• [DIRECTION] Copy out every line containing the word "ADMIN".

• [A block of data]

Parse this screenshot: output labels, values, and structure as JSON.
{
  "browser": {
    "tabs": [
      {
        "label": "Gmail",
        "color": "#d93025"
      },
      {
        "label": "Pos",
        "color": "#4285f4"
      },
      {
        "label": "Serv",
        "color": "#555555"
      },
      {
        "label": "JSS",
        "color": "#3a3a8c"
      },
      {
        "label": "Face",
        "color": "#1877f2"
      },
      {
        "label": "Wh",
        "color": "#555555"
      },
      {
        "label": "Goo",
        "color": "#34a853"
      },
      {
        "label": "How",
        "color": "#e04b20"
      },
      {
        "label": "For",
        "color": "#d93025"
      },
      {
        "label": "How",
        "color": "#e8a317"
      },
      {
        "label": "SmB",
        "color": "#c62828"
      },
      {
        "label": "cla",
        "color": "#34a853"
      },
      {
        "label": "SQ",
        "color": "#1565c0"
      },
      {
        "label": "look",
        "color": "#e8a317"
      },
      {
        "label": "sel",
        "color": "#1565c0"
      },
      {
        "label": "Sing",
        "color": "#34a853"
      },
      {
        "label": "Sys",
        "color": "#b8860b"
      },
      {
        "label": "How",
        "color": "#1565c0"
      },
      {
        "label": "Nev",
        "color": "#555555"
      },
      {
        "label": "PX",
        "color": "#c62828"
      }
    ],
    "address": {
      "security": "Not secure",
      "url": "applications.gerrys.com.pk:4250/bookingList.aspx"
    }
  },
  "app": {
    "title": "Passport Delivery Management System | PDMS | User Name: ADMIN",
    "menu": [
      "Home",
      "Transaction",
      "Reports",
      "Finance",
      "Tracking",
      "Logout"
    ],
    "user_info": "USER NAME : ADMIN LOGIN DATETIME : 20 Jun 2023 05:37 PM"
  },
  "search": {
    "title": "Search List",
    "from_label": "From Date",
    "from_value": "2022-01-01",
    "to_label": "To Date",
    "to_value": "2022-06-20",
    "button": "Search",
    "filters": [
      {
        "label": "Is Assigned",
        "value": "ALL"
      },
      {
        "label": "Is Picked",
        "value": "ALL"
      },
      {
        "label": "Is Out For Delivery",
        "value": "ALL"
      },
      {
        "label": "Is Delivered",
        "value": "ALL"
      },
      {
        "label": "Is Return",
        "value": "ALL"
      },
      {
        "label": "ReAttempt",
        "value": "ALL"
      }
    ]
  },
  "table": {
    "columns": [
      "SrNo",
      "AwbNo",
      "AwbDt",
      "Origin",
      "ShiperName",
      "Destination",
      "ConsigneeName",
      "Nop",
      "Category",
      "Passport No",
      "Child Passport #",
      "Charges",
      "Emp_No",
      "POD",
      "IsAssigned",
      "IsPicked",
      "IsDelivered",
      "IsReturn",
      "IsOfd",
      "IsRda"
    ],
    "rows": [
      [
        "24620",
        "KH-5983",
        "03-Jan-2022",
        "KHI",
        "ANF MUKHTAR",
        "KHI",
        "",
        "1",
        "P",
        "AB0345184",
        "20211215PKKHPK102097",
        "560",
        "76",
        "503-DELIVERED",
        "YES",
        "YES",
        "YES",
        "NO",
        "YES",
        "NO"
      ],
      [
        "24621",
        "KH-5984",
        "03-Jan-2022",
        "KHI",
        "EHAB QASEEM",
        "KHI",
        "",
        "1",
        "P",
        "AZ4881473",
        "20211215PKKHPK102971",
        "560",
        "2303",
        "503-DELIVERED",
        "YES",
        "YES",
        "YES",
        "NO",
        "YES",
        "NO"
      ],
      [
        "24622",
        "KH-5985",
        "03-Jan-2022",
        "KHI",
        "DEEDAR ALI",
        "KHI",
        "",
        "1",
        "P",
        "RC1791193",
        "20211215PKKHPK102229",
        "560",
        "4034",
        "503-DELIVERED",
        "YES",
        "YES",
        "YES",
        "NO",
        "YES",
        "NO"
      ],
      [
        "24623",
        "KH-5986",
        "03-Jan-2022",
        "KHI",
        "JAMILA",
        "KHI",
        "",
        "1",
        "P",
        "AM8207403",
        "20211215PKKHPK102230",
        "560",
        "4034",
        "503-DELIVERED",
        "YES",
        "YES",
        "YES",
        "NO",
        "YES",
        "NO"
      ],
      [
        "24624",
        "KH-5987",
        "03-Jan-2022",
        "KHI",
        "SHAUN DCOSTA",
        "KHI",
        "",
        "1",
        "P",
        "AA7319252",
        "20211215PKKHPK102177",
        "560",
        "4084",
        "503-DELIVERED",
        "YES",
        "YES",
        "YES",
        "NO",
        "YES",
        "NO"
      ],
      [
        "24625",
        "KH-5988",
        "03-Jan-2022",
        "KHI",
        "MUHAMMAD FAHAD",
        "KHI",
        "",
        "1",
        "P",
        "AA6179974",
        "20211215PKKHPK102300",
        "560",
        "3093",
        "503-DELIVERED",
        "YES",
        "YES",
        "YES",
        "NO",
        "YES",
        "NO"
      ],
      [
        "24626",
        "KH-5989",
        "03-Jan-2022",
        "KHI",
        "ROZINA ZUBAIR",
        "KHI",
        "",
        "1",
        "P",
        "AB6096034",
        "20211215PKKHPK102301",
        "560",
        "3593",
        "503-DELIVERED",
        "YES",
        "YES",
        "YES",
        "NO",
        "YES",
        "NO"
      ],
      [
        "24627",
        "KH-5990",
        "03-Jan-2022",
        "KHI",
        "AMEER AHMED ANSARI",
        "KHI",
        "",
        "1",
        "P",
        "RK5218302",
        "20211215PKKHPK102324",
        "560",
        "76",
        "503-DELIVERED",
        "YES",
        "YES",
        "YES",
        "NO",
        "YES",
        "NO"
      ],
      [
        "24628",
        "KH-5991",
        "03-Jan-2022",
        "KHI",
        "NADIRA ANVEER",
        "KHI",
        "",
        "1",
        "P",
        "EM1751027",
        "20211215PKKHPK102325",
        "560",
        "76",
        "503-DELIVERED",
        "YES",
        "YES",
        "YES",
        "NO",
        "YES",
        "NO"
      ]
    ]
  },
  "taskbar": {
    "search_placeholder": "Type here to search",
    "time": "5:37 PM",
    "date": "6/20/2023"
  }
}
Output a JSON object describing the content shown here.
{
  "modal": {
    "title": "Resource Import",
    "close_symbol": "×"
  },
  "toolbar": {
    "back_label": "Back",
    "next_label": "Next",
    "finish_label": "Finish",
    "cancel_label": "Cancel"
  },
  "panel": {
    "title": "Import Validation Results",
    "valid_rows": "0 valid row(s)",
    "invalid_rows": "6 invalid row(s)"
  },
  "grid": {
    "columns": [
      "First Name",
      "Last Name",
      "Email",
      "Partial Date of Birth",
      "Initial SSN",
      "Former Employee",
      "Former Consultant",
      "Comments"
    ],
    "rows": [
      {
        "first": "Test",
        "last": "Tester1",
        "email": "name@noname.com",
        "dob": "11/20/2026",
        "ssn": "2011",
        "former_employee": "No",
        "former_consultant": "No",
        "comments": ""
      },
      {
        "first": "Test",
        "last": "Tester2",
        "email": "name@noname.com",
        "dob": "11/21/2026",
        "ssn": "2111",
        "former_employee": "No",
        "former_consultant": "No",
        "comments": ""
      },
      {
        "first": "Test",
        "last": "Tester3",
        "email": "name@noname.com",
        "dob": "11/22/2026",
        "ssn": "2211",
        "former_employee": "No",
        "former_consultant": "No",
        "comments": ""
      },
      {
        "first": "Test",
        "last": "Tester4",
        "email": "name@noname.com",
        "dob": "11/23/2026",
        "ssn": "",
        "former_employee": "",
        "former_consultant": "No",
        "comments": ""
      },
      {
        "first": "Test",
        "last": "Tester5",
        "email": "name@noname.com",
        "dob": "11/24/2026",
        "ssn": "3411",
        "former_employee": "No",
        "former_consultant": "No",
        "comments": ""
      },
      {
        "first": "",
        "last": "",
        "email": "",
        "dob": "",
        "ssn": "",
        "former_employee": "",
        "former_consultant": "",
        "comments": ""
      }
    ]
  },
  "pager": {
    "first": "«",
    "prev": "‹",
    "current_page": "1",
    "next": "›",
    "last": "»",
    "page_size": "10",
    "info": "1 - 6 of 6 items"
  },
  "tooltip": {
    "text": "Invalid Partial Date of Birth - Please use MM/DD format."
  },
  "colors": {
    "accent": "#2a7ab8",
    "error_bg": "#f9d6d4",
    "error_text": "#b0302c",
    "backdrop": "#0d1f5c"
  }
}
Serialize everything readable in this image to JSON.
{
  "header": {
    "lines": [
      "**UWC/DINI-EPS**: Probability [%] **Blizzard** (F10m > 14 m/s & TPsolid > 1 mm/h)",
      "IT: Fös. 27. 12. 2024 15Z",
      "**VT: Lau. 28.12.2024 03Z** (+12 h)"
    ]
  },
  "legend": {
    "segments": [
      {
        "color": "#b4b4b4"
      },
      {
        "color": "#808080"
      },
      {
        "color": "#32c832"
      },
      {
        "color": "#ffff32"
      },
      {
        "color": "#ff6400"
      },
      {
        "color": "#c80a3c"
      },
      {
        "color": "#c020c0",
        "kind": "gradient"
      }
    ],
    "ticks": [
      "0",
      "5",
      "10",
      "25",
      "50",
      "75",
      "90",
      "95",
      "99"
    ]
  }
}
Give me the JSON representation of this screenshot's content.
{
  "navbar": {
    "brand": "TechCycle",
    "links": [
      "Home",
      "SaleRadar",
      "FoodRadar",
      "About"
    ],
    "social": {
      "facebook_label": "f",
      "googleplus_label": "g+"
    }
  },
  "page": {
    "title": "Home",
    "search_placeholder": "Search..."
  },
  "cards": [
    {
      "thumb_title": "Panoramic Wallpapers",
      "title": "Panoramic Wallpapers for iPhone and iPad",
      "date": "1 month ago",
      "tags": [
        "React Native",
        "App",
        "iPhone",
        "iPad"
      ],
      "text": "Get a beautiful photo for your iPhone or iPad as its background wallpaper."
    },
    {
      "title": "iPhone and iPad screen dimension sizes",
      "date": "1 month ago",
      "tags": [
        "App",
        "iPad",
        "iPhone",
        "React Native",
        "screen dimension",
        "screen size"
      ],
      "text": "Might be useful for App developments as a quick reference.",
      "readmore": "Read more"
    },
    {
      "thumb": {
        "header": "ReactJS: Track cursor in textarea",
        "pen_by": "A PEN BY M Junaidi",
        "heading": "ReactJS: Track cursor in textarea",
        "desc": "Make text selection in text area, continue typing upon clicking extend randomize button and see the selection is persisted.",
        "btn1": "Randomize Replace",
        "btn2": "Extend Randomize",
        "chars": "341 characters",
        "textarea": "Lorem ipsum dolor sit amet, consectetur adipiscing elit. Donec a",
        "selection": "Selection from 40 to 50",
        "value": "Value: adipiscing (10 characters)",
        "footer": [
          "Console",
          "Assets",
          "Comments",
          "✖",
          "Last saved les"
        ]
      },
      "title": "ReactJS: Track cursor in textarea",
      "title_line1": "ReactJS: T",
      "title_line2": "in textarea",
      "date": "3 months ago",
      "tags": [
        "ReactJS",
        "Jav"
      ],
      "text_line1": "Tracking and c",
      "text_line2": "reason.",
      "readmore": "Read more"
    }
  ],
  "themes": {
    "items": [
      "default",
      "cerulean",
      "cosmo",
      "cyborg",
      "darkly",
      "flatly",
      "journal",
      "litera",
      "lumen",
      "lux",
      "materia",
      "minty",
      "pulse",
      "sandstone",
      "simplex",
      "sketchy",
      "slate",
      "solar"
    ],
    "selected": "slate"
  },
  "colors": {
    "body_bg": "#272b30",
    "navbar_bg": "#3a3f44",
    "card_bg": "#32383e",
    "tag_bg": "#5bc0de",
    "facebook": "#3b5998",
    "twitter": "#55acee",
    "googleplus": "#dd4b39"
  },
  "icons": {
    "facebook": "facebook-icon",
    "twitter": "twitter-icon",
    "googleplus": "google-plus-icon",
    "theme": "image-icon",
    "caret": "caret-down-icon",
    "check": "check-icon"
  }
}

• [EXERCISE RESPONSE]
    "title": "Passport Delivery Management System | PDMS | User Name: ADMIN",
    "user_info": "USER NAME : ADMIN LOGIN DATETIME : 20 Jun 2023 05:37 PM"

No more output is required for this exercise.